__What you need to do__.
Write out the records as a numbered list, from the first line of the records up to and including the line that contains "- staticText: 三季度: [372, 283, 441, 312]". Leave out any blank lines.

__Data excerpts__.
+-------+
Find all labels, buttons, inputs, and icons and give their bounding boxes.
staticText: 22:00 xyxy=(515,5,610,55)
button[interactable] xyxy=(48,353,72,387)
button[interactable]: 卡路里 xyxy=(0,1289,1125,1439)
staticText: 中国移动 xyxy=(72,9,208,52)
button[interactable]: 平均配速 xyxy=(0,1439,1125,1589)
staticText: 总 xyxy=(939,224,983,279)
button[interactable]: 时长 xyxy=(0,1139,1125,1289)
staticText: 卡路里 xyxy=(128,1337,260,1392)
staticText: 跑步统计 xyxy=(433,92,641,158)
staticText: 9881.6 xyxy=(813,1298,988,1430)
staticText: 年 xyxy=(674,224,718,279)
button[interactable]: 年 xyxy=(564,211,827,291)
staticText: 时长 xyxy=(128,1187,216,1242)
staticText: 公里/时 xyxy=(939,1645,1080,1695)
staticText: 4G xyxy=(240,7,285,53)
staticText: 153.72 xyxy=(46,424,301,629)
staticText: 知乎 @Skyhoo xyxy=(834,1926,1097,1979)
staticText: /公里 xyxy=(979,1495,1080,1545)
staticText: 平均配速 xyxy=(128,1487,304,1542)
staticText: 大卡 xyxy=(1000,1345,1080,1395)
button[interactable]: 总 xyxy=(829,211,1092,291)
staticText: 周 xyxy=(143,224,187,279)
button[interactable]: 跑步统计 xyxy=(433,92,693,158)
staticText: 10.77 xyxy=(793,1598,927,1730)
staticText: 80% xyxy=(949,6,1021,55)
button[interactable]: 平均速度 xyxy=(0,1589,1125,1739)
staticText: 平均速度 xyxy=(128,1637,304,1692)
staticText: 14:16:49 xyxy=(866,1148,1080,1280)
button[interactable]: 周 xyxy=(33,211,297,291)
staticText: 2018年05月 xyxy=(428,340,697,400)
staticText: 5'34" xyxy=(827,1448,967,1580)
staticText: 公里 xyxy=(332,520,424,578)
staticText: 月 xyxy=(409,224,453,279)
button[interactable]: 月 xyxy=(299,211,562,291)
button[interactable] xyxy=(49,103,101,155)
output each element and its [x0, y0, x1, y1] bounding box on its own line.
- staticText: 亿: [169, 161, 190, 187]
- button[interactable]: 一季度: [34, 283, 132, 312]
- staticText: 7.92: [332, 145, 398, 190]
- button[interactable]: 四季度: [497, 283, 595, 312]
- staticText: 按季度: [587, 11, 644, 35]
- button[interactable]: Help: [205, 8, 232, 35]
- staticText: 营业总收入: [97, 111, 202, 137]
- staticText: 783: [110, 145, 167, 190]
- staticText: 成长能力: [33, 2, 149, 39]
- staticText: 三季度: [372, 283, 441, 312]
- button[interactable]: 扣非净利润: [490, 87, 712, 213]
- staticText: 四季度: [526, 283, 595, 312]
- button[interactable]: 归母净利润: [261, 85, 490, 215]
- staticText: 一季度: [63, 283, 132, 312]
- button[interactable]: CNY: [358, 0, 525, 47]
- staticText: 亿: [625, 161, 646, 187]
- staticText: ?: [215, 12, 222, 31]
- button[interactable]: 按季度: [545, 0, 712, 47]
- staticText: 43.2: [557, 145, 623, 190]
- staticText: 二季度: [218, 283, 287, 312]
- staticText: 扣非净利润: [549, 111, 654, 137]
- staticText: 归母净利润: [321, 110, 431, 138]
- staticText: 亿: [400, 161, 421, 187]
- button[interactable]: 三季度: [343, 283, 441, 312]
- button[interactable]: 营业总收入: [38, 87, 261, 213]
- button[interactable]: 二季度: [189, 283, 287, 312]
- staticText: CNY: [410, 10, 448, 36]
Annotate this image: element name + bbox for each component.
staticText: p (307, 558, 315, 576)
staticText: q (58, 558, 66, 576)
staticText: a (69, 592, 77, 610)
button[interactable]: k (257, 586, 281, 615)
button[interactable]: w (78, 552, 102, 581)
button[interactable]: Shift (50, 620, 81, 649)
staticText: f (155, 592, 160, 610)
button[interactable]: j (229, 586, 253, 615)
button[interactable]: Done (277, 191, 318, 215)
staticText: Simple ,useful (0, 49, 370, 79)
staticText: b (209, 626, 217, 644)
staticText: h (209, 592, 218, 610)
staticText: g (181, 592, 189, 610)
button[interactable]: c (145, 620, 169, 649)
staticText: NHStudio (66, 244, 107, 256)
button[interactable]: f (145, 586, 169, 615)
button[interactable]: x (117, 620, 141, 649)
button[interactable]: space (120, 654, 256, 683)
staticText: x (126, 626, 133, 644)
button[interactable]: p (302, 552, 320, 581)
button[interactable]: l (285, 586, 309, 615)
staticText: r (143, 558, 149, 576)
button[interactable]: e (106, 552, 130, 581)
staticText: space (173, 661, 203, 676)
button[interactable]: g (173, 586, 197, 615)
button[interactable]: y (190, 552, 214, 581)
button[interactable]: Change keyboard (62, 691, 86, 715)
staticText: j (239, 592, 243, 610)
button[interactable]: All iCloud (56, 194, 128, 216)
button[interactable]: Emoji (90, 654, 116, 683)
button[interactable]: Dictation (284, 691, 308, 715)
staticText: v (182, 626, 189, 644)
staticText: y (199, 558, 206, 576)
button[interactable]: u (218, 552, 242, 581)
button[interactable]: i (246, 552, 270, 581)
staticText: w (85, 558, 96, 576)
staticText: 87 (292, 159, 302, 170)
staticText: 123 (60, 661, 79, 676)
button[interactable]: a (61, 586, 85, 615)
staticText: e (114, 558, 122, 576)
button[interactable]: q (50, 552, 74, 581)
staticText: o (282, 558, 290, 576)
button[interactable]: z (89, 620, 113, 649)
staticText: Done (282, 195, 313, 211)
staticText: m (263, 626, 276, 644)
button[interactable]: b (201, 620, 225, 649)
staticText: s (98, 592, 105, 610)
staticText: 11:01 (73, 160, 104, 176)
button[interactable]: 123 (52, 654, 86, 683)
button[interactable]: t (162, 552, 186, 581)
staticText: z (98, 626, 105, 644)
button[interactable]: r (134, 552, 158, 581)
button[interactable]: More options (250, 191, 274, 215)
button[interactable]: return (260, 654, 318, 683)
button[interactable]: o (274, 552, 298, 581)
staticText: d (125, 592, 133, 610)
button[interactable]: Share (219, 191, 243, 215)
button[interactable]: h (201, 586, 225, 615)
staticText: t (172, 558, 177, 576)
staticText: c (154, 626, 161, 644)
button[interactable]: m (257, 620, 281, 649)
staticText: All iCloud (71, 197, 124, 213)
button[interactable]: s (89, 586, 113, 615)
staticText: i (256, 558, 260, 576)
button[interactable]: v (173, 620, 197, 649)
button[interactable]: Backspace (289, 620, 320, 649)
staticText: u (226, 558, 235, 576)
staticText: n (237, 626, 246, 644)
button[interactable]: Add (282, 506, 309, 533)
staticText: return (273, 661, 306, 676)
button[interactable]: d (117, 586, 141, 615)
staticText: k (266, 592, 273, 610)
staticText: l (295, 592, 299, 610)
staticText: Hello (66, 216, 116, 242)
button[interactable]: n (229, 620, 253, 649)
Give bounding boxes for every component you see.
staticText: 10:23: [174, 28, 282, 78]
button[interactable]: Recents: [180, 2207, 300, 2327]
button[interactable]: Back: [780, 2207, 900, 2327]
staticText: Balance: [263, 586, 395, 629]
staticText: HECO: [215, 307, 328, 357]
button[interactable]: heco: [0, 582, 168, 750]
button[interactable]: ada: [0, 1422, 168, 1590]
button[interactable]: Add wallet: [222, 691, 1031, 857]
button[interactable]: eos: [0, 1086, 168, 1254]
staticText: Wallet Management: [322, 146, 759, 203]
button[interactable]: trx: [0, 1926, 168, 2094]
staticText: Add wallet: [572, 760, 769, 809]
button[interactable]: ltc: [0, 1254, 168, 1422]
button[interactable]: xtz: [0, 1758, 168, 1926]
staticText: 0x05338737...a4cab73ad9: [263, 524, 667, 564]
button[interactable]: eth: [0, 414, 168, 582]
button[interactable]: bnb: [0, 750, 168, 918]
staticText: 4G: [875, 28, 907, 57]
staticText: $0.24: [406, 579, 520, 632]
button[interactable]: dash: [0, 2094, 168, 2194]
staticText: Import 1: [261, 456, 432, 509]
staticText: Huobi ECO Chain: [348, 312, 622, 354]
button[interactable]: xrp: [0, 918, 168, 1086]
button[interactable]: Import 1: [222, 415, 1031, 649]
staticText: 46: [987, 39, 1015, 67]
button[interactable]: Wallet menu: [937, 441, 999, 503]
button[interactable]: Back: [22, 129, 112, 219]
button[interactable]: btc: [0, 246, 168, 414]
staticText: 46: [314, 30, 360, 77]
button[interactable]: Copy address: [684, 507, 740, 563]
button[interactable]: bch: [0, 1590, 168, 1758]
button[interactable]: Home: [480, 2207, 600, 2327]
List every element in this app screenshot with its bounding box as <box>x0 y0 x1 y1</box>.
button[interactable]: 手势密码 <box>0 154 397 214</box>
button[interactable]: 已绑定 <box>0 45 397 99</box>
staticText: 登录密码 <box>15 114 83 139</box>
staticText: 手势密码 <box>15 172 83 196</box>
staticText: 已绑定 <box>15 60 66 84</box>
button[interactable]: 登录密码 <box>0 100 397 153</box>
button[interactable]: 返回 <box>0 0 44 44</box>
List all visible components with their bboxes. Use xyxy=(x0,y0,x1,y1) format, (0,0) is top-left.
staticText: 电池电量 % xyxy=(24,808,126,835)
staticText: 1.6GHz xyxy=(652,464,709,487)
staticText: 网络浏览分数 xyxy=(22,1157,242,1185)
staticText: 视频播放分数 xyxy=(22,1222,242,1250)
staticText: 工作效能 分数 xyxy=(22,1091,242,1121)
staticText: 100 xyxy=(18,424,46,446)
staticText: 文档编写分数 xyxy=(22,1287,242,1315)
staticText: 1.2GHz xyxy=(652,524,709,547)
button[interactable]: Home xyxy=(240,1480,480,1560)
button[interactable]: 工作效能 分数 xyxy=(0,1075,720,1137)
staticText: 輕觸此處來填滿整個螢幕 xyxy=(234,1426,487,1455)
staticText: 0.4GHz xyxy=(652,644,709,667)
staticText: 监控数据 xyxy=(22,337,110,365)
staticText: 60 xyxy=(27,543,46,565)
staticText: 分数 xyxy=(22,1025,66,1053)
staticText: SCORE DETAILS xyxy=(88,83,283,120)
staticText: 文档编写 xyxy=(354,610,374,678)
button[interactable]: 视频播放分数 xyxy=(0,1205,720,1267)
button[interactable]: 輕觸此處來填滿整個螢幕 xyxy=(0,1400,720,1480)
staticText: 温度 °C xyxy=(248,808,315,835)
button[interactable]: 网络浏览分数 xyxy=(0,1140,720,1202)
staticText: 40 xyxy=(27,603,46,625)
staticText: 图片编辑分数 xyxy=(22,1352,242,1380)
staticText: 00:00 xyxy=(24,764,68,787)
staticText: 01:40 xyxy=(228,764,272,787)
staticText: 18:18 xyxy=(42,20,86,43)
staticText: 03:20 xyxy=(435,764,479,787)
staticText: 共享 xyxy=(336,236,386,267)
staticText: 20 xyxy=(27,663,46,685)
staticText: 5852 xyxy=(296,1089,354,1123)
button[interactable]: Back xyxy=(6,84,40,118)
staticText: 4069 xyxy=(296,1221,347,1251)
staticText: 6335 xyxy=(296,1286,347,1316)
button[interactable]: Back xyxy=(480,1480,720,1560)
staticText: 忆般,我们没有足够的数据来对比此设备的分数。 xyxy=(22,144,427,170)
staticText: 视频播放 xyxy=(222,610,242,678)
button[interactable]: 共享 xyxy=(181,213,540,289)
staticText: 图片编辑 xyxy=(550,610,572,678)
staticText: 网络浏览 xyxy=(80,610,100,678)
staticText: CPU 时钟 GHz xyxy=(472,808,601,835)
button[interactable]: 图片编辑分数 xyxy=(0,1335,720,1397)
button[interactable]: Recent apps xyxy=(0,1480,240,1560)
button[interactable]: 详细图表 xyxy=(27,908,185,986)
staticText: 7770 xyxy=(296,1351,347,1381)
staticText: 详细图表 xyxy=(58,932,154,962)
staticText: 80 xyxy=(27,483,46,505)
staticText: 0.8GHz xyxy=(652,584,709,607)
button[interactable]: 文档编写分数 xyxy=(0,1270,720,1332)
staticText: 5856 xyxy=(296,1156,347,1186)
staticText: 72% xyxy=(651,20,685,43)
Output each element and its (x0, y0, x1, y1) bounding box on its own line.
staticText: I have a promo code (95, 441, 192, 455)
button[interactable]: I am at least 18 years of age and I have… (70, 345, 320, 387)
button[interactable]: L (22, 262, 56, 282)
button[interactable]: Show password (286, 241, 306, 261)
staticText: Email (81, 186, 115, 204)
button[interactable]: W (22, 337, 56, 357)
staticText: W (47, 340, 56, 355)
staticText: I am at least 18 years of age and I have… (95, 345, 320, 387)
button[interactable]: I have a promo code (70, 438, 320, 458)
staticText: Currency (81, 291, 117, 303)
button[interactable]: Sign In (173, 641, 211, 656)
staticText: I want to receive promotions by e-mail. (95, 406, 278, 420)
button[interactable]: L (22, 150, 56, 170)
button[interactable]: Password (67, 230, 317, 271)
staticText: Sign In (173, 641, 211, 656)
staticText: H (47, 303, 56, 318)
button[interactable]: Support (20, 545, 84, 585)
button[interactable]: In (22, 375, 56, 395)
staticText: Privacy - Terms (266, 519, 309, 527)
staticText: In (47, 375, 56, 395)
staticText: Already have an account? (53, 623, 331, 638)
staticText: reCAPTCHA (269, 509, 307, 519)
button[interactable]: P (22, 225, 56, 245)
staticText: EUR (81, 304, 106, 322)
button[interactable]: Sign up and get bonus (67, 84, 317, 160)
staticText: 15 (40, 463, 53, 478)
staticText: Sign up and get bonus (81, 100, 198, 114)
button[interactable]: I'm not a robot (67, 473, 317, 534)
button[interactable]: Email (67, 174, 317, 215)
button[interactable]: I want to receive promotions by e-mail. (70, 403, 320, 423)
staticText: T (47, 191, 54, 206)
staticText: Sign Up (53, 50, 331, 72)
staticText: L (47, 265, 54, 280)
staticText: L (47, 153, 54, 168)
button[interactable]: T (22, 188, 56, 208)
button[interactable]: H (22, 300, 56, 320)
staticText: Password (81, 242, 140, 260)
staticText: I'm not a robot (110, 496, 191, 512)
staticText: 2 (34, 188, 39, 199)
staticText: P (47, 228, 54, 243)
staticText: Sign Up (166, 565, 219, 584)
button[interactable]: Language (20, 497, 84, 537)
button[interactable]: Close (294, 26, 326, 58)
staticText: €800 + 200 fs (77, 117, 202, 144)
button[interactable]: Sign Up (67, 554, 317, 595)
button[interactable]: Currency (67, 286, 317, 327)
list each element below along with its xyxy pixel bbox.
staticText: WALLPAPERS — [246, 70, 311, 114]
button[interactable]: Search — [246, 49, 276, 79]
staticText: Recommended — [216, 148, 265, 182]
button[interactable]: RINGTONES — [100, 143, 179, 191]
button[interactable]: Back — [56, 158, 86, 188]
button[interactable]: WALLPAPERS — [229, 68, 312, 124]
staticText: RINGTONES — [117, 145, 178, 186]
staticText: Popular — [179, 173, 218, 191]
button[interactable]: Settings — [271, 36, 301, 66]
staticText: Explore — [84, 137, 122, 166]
+-------+
__Task output__.
1. Find all labels, buttons, inputs, and icons and give their bounding boxes.
2. staticText: 22:00 xyxy=(515,5,610,55)
3. button[interactable] xyxy=(48,353,72,387)
4. button[interactable]: 卡路里 xyxy=(0,1289,1125,1439)
5. staticText: 中国移动 xyxy=(72,9,208,52)
6. button[interactable]: 平均配速 xyxy=(0,1439,1125,1589)
7. staticText: 总 xyxy=(939,224,983,279)
8. button[interactable]: 时长 xyxy=(0,1139,1125,1289)
9. staticText: 卡路里 xyxy=(128,1337,260,1392)
10. staticText: 跑步统计 xyxy=(433,92,641,158)
11. staticText: 9881.6 xyxy=(813,1298,988,1430)
12. staticText: 年 xyxy=(674,224,718,279)
13. button[interactable]: 年 xyxy=(564,211,827,291)
14. staticText: 时长 xyxy=(128,1187,216,1242)
15. staticText: 公里/时 xyxy=(939,1645,1080,1695)
16. staticText: 4G xyxy=(240,7,285,53)
17. staticText: 153.72 xyxy=(46,424,301,629)
18. staticText: 知乎 @Skyhoo xyxy=(834,1926,1097,1979)
19. staticText: /公里 xyxy=(979,1495,1080,1545)
20. staticText: 平均配速 xyxy=(128,1487,304,1542)
21. staticText: 大卡 xyxy=(1000,1345,1080,1395)
22. button[interactable]: 总 xyxy=(829,211,1092,291)
23. staticText: 周 xyxy=(143,224,187,279)
24. button[interactable]: 跑步统计 xyxy=(433,92,693,158)
25. staticText: 10.77 xyxy=(793,1598,927,1730)
26. staticText: 80% xyxy=(949,6,1021,55)
27. button[interactable]: 平均速度 xyxy=(0,1589,1125,1739)
28. staticText: 平均速度 xyxy=(128,1637,304,1692)
29. staticText: 14:16:49 xyxy=(866,1148,1080,1280)
30. button[interactable]: 周 xyxy=(33,211,297,291)
31. staticText: 2018年05月 xyxy=(428,340,697,400)
32. staticText: 5'34" xyxy=(827,1448,967,1580)
33. staticText: 公里 xyxy=(332,520,424,578)
34. staticText: 月 xyxy=(409,224,453,279)
35. button[interactable]: 月 xyxy=(299,211,562,291)
36. button[interactable] xyxy=(49,103,101,155)
37. output each element and its [x0, y0, x1, y1] bounding box on its own line.
38. - staticText: 亿: [169, 161, 190, 187]
39. - button[interactable]: 一季度: [34, 283, 132, 312]
40. - staticText: 7.92: [332, 145, 398, 190]
41. - button[interactable]: 四季度: [497, 283, 595, 312]
42. - staticText: 按季度: [587, 11, 644, 35]
43. - button[interactable]: Help: [205, 8, 232, 35]
44. - staticText: 营业总收入: [97, 111, 202, 137]
45. - staticText: 783: [110, 145, 167, 190]
46. - staticText: 成长能力: [33, 2, 149, 39]
47. - staticText: 三季度: [372, 283, 441, 312]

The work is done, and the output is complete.